Description of the task: Write out the listing below exactly, and omit any images you find in it.

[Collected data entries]
((

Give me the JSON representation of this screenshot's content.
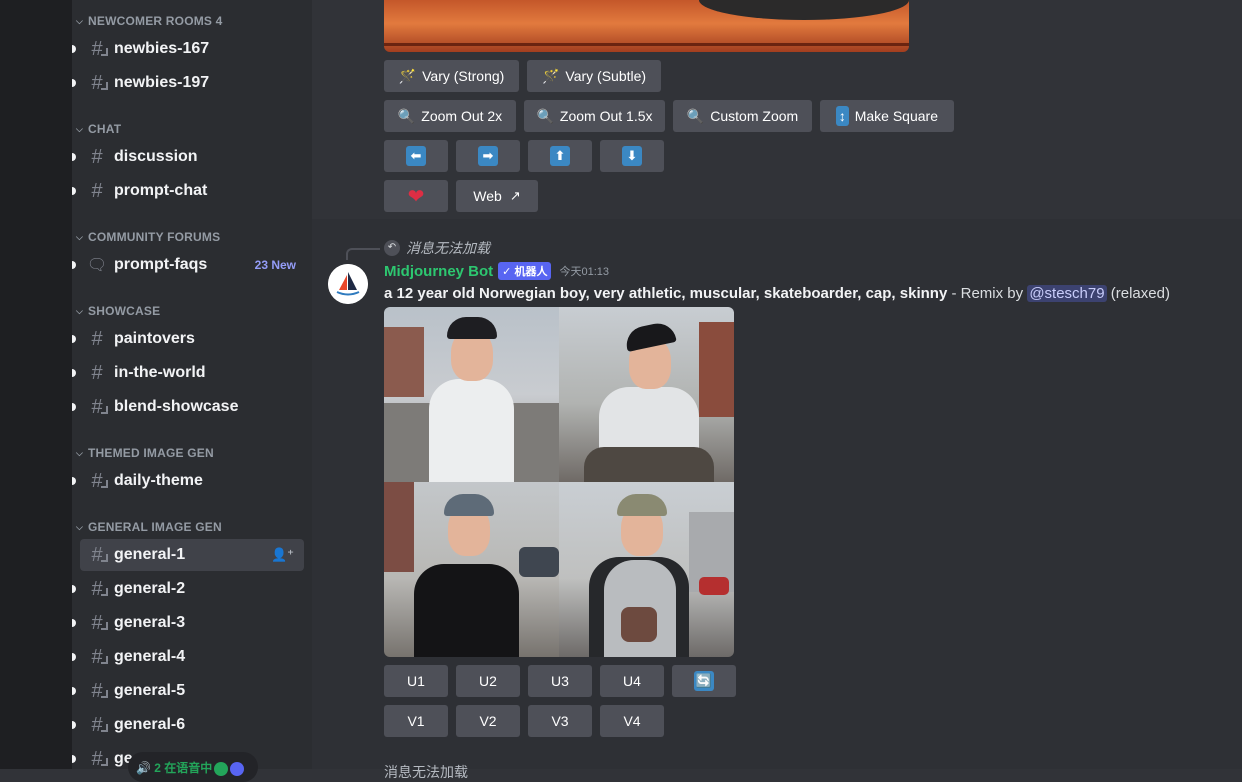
{
  "sidebar": {
    "categories": [
      {
        "label": "NEWCOMER ROOMS 4"
      },
      {
        "label": "CHAT"
      },
      {
        "label": "COMMUNITY FORUMS"
      },
      {
        "label": "SHOWCASE"
      },
      {
        "label": "THEMED IMAGE GEN"
      },
      {
        "label": "GENERAL IMAGE GEN"
      }
    ],
    "channels": [
      {
        "name": "newbies-167"
      },
      {
        "name": "newbies-197"
      },
      {
        "name": "discussion"
      },
      {
        "name": "prompt-chat"
      },
      {
        "name": "prompt-faqs",
        "badge": "23 New"
      },
      {
        "name": "paintovers"
      },
      {
        "name": "in-the-world"
      },
      {
        "name": "blend-showcase"
      },
      {
        "name": "daily-theme"
      },
      {
        "name": "general-1"
      },
      {
        "name": "general-2"
      },
      {
        "name": "general-3"
      },
      {
        "name": "general-4"
      },
      {
        "name": "general-5"
      },
      {
        "name": "general-6"
      },
      {
        "name": "ge"
      }
    ],
    "voice_status": "2 在语音中"
  },
  "previous_message": {
    "buttons": {
      "vary_strong": "Vary (Strong)",
      "vary_subtle": "Vary (Subtle)",
      "zoom_out_2x": "Zoom Out 2x",
      "zoom_out_15x": "Zoom Out 1.5x",
      "custom_zoom": "Custom Zoom",
      "make_square": "Make Square",
      "web": "Web"
    },
    "icons": [
      "magic-wand-icon",
      "magnifier-icon",
      "up-down-arrow-icon",
      "arrow-left-icon",
      "arrow-right-icon",
      "arrow-up-icon",
      "arrow-down-icon",
      "heart-icon",
      "external-link-icon"
    ]
  },
  "message": {
    "reply_text": "消息无法加载",
    "author": "Midjourney Bot",
    "bot_tag": "✓ 机器人",
    "timestamp": "今天01:13",
    "prompt_bold": "a 12 year old Norwegian boy, very athletic, muscular, skateboarder, cap, skinny",
    "prompt_suffix": " - Remix by ",
    "mention": "@stesch79",
    "mode": " (relaxed)",
    "upscale_buttons": [
      "U1",
      "U2",
      "U3",
      "U4"
    ],
    "variation_buttons": [
      "V1",
      "V2",
      "V3",
      "V4"
    ]
  },
  "next_reply_text": "消息无法加载",
  "colors": {
    "accent_username": "#2dc770",
    "bot_badge": "#5865f2",
    "new_badge": "#949cf7"
  }
}
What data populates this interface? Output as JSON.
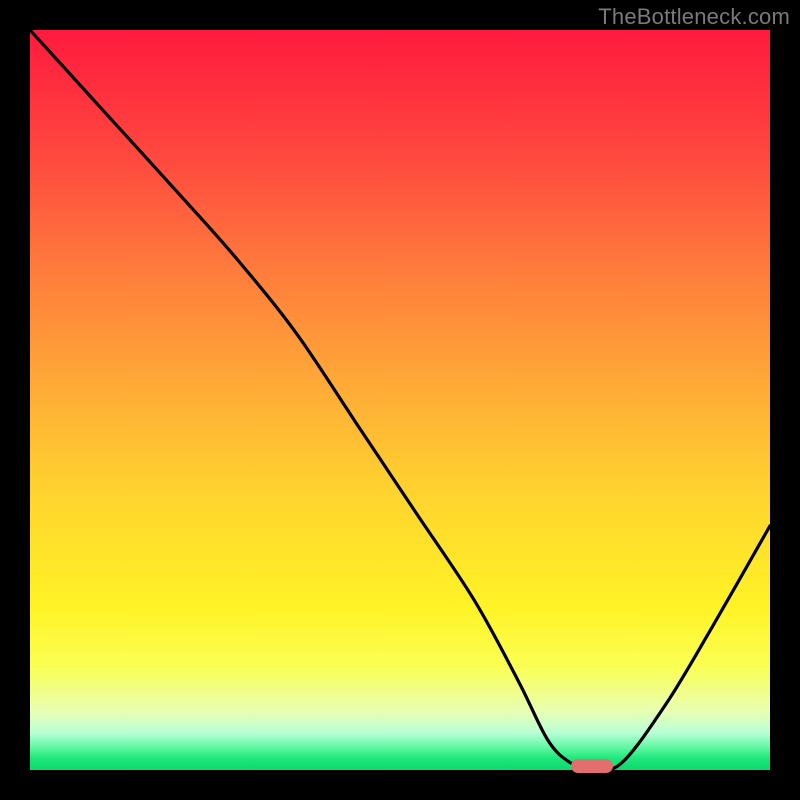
{
  "attribution": "TheBottleneck.com",
  "colors": {
    "frame": "#000000",
    "gradient_top": "#ff1a3e",
    "gradient_bottom": "#0fd96e",
    "curve": "#000000",
    "marker": "#e26e6e"
  },
  "chart_data": {
    "type": "line",
    "title": "",
    "xlabel": "",
    "ylabel": "",
    "xlim": [
      0,
      100
    ],
    "ylim": [
      0,
      100
    ],
    "grid": false,
    "legend": false,
    "series": [
      {
        "name": "bottleneck-curve",
        "x": [
          0,
          10,
          20,
          28,
          36,
          44,
          52,
          60,
          66,
          70,
          73,
          76,
          80,
          86,
          92,
          100
        ],
        "values": [
          100,
          89,
          78,
          69,
          59,
          47,
          35,
          23,
          12,
          4,
          1,
          0,
          1,
          9,
          19,
          33
        ]
      }
    ],
    "annotations": [
      {
        "name": "optimal-marker",
        "x": 76,
        "y": 0,
        "shape": "pill"
      }
    ]
  }
}
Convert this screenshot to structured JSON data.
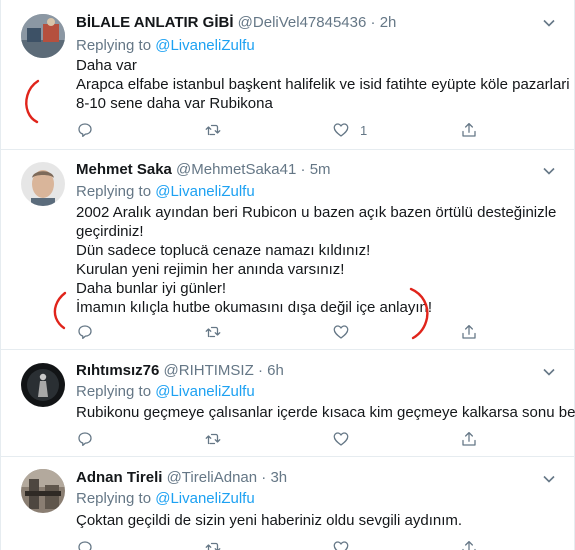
{
  "tweets": [
    {
      "name": "BİLALE ANLATIR GİBİ",
      "handle": "@DeliVel47845436",
      "dot": "·",
      "time": "2h",
      "replying_prefix": "Replying to ",
      "replying_to": "@LivaneliZulfu",
      "lines": [
        "Daha var",
        "Arapca elfabe istanbul başkent halifelik ve isid fatihte eyüpte köle pazarlari",
        "8-10 sene daha var Rubikona"
      ],
      "like_count": "1"
    },
    {
      "name": "Mehmet Saka",
      "handle": "@MehmetSaka41",
      "dot": "·",
      "time": "5m",
      "replying_prefix": "Replying to ",
      "replying_to": "@LivaneliZulfu",
      "lines": [
        "2002 Aralık ayından beri Rubicon u bazen açık bazen örtülü desteğinizle",
        "geçirdiniz!",
        "Dün sadece toplucä cenaze namazı kıldınız!",
        "Kurulan yeni rejimin her anında varsınız!",
        "Daha bunlar iyi günler!",
        "İmamın kılıçla hutbe okumasını dışa değil içe anlayın!"
      ],
      "like_count": ""
    },
    {
      "name": "Rıhtımsız76",
      "handle": "@RIHTIMSIZ",
      "dot": "·",
      "time": "6h",
      "replying_prefix": "Replying to ",
      "replying_to": "@LivaneliZulfu",
      "lines": [
        "Rubikonu geçmeye çalısanlar içerde kısaca kim geçmeye kalkarsa sonu belli"
      ],
      "like_count": ""
    },
    {
      "name": "Adnan Tireli",
      "handle": "@TireliAdnan",
      "dot": "·",
      "time": "3h",
      "replying_prefix": "Replying to ",
      "replying_to": "@LivaneliZulfu",
      "lines": [
        "Çoktan geçildi de sizin yeni haberiniz oldu sevgili aydınım."
      ],
      "like_count": ""
    }
  ],
  "icons": {
    "reply": "reply-icon",
    "retweet": "retweet-icon",
    "like": "heart-icon",
    "share": "share-icon",
    "menu": "chevron-down-icon"
  },
  "colors": {
    "text": "#14171a",
    "muted": "#657786",
    "link": "#1da1f2",
    "border": "#e6ecf0",
    "annotation": "#e0241b"
  }
}
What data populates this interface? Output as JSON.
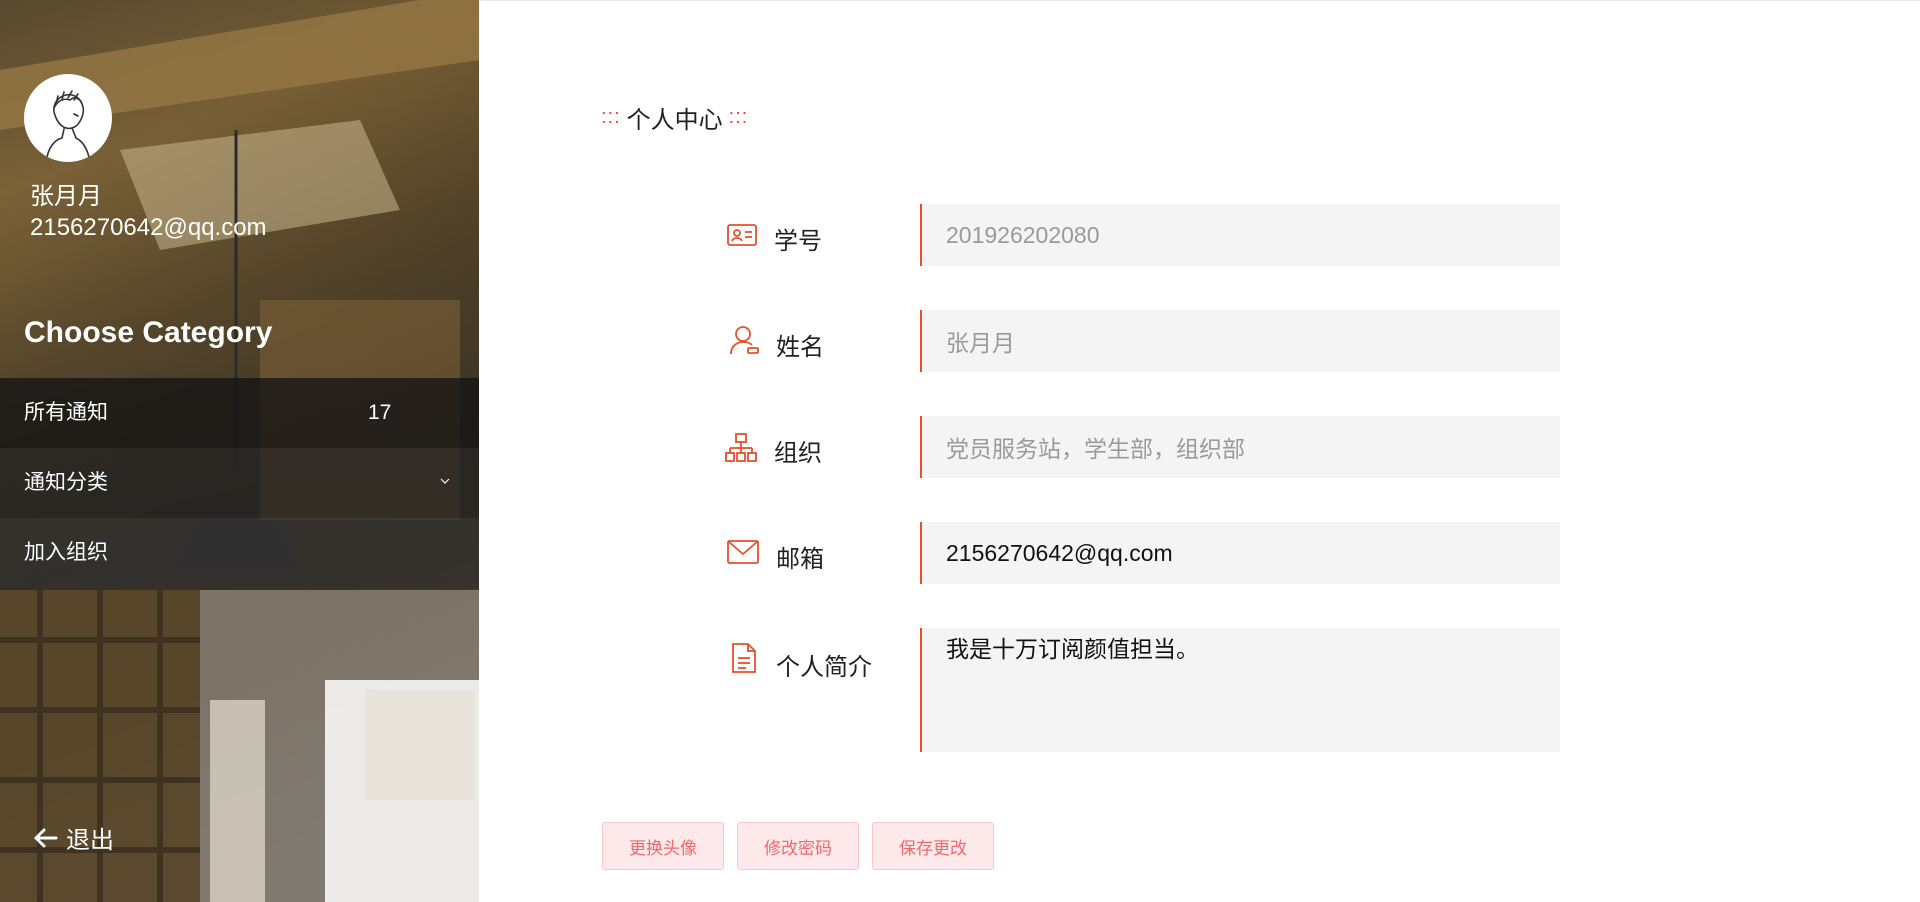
{
  "sidebar": {
    "user": {
      "name": "张月月",
      "email": "2156270642@qq.com"
    },
    "category_title": "Choose Category",
    "menu": [
      {
        "label": "所有通知",
        "count": "17"
      },
      {
        "label": "通知分类",
        "icon": "chevron-down-icon"
      },
      {
        "label": "加入组织"
      }
    ],
    "logout_label": "退出"
  },
  "main": {
    "title": "个人中心",
    "title_decoration": ":::",
    "fields": {
      "student_id": {
        "label": "学号",
        "value": "201926202080",
        "icon": "id-card-icon"
      },
      "name": {
        "label": "姓名",
        "value": "张月月",
        "icon": "user-icon"
      },
      "organization": {
        "label": "组织",
        "value": "党员服务站，学生部，组织部",
        "icon": "org-chart-icon"
      },
      "email": {
        "label": "邮箱",
        "value": "2156270642@qq.com",
        "icon": "mail-icon"
      },
      "bio": {
        "label": "个人简介",
        "value": "我是十万订阅颜值担当。",
        "icon": "document-icon"
      }
    },
    "buttons": {
      "change_avatar": "更换头像",
      "change_password": "修改密码",
      "save": "保存更改"
    }
  },
  "colors": {
    "accent": "#e4502e",
    "button_bg": "#fde9ea",
    "button_text": "#ef6a6f",
    "field_bg": "#f4f4f4"
  }
}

))

Task output:
Give me the JSON representation of this screenshot's content.
{
  "sidebar": {
    "categories": [
      {
        "label": "NEWCOMER ROOMS 4"
      },
      {
        "label": "CHAT"
      },
      {
        "label": "COMMUNITY FORUMS"
      },
      {
        "label": "SHOWCASE"
      },
      {
        "label": "THEMED IMAGE GEN"
      },
      {
        "label": "GENERAL IMAGE GEN"
      }
    ],
    "channels": [
      {
        "name": "newbies-167"
      },
      {
        "name": "newbies-197"
      },
      {
        "name": "discussion"
      },
      {
        "name": "prompt-chat"
      },
      {
        "name": "prompt-faqs",
        "badge": "23 New"
      },
      {
        "name": "paintovers"
      },
      {
        "name": "in-the-world"
      },
      {
        "name": "blend-showcase"
      },
      {
        "name": "daily-theme"
      },
      {
        "name": "general-1"
      },
      {
        "name": "general-2"
      },
      {
        "name": "general-3"
      },
      {
        "name": "general-4"
      },
      {
        "name": "general-5"
      },
      {
        "name": "general-6"
      },
      {
        "name": "ge"
      }
    ],
    "voice_status": "2 在语音中"
  },
  "previous_message": {
    "buttons": {
      "vary_strong": "Vary (Strong)",
      "vary_subtle": "Vary (Subtle)",
      "zoom_out_2x": "Zoom Out 2x",
      "zoom_out_15x": "Zoom Out 1.5x",
      "custom_zoom": "Custom Zoom",
      "make_square": "Make Square",
      "web": "Web"
    },
    "icons": [
      "magic-wand-icon",
      "magnifier-icon",
      "up-down-arrow-icon",
      "arrow-left-icon",
      "arrow-right-icon",
      "arrow-up-icon",
      "arrow-down-icon",
      "heart-icon",
      "external-link-icon"
    ]
  },
  "message": {
    "reply_text": "消息无法加载",
    "author": "Midjourney Bot",
    "bot_tag": "✓ 机器人",
    "timestamp": "今天01:13",
    "prompt_bold": "a 12 year old Norwegian boy, very athletic, muscular, skateboarder, cap, skinny",
    "prompt_suffix": " - Remix by ",
    "mention": "@stesch79",
    "mode": " (relaxed)",
    "upscale_buttons": [
      "U1",
      "U2",
      "U3",
      "U4"
    ],
    "variation_buttons": [
      "V1",
      "V2",
      "V3",
      "V4"
    ]
  },
  "next_reply_text": "消息无法加载",
  "colors": {
    "accent_username": "#2dc770",
    "bot_badge": "#5865f2",
    "new_badge": "#949cf7"
  }
}
What data populates this interface? Output as JSON.
{
  "attribution": "TheBottleneck.com",
  "colors": {
    "frame": "#000000",
    "gradient_top": "#ff1a3e",
    "gradient_bottom": "#0fd96e",
    "curve": "#000000",
    "marker": "#e26e6e"
  },
  "chart_data": {
    "type": "line",
    "title": "",
    "xlabel": "",
    "ylabel": "",
    "xlim": [
      0,
      100
    ],
    "ylim": [
      0,
      100
    ],
    "grid": false,
    "legend": false,
    "series": [
      {
        "name": "bottleneck-curve",
        "x": [
          0,
          10,
          20,
          28,
          36,
          44,
          52,
          60,
          66,
          70,
          73,
          76,
          80,
          86,
          92,
          100
        ],
        "values": [
          100,
          89,
          78,
          69,
          59,
          47,
          35,
          23,
          12,
          4,
          1,
          0,
          1,
          9,
          19,
          33
        ]
      }
    ],
    "annotations": [
      {
        "name": "optimal-marker",
        "x": 76,
        "y": 0,
        "shape": "pill"
      }
    ]
  }
}
Convert this screenshot to structured JSON data.
{
  "tweets": [
    {
      "name": "BİLALE ANLATIR GİBİ",
      "handle": "@DeliVel47845436",
      "dot": "·",
      "time": "2h",
      "replying_prefix": "Replying to ",
      "replying_to": "@LivaneliZulfu",
      "lines": [
        "Daha var",
        "Arapca elfabe istanbul başkent halifelik ve isid fatihte eyüpte köle pazarlari",
        "8-10 sene daha var Rubikona"
      ],
      "like_count": "1"
    },
    {
      "name": "Mehmet Saka",
      "handle": "@MehmetSaka41",
      "dot": "·",
      "time": "5m",
      "replying_prefix": "Replying to ",
      "replying_to": "@LivaneliZulfu",
      "lines": [
        "2002 Aralık ayından beri Rubicon u bazen açık bazen örtülü desteğinizle",
        "geçirdiniz!",
        "Dün sadece toplucä cenaze namazı kıldınız!",
        "Kurulan yeni rejimin her anında varsınız!",
        "Daha bunlar iyi günler!",
        "İmamın kılıçla hutbe okumasını dışa değil içe anlayın!"
      ],
      "like_count": ""
    },
    {
      "name": "Rıhtımsız76",
      "handle": "@RIHTIMSIZ",
      "dot": "·",
      "time": "6h",
      "replying_prefix": "Replying to ",
      "replying_to": "@LivaneliZulfu",
      "lines": [
        "Rubikonu geçmeye çalısanlar içerde kısaca kim geçmeye kalkarsa sonu belli"
      ],
      "like_count": ""
    },
    {
      "name": "Adnan Tireli",
      "handle": "@TireliAdnan",
      "dot": "·",
      "time": "3h",
      "replying_prefix": "Replying to ",
      "replying_to": "@LivaneliZulfu",
      "lines": [
        "Çoktan geçildi de sizin yeni haberiniz oldu sevgili aydınım."
      ],
      "like_count": ""
    }
  ],
  "icons": {
    "reply": "reply-icon",
    "retweet": "retweet-icon",
    "like": "heart-icon",
    "share": "share-icon",
    "menu": "chevron-down-icon"
  },
  "colors": {
    "text": "#14171a",
    "muted": "#657786",
    "link": "#1da1f2",
    "border": "#e6ecf0",
    "annotation": "#e0241b"
  }
}
What data populates this interface? Output as JSON.
{
  "sidebar": {
    "user": {
      "name": "张月月",
      "email": "2156270642@qq.com"
    },
    "category_title": "Choose Category",
    "menu": [
      {
        "label": "所有通知",
        "count": "17"
      },
      {
        "label": "通知分类",
        "icon": "chevron-down-icon"
      },
      {
        "label": "加入组织"
      }
    ],
    "logout_label": "退出"
  },
  "main": {
    "title": "个人中心",
    "title_decoration": ":::",
    "fields": {
      "student_id": {
        "label": "学号",
        "value": "201926202080",
        "icon": "id-card-icon"
      },
      "name": {
        "label": "姓名",
        "value": "张月月",
        "icon": "user-icon"
      },
      "organization": {
        "label": "组织",
        "value": "党员服务站，学生部，组织部",
        "icon": "org-chart-icon"
      },
      "email": {
        "label": "邮箱",
        "value": "2156270642@qq.com",
        "icon": "mail-icon"
      },
      "bio": {
        "label": "个人简介",
        "value": "我是十万订阅颜值担当。",
        "icon": "document-icon"
      }
    },
    "buttons": {
      "change_avatar": "更换头像",
      "change_password": "修改密码",
      "save": "保存更改"
    }
  },
  "colors": {
    "accent": "#e4502e",
    "button_bg": "#fde9ea",
    "button_text": "#ef6a6f",
    "field_bg": "#f4f4f4"
  }
}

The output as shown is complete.